__Work to be completed__
The entries below should be given again exactly, minus their pictures.
:::::
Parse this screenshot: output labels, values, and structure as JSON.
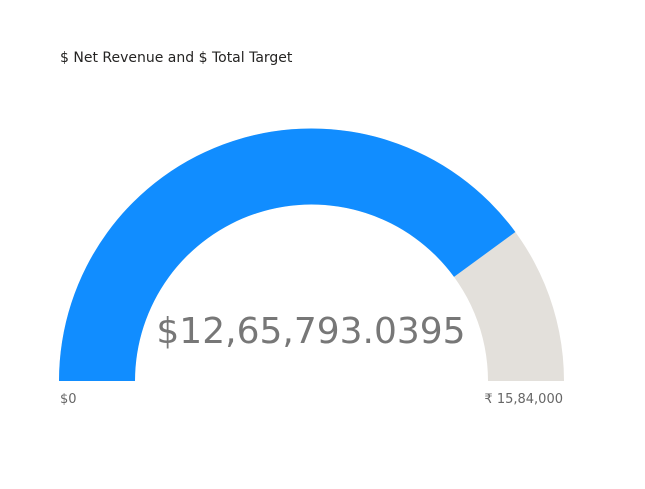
{
  "visual": {
    "title": "$ Net Revenue and $ Total Target"
  },
  "chart_data": {
    "type": "gauge",
    "title": "$ Net Revenue and $ Total Target",
    "min": 0,
    "max": 1584000,
    "value": 1265793.0395,
    "value_label": "$12,65,793.0395",
    "min_label": "$0",
    "max_label": "₹ 15,84,000",
    "colors": {
      "fill": "#118DFF",
      "track": "#E3E0DB"
    }
  }
}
:::::
__Result__
Parse this screenshot: output labels, values, and structure as JSON.
{
  "visual": {
    "title": "$ Net Revenue and $ Total Target"
  },
  "chart_data": {
    "type": "gauge",
    "title": "$ Net Revenue and $ Total Target",
    "min": 0,
    "max": 1584000,
    "value": 1265793.0395,
    "value_label": "$12,65,793.0395",
    "min_label": "$0",
    "max_label": "₹ 15,84,000",
    "colors": {
      "fill": "#118DFF",
      "track": "#E3E0DB"
    }
  }
}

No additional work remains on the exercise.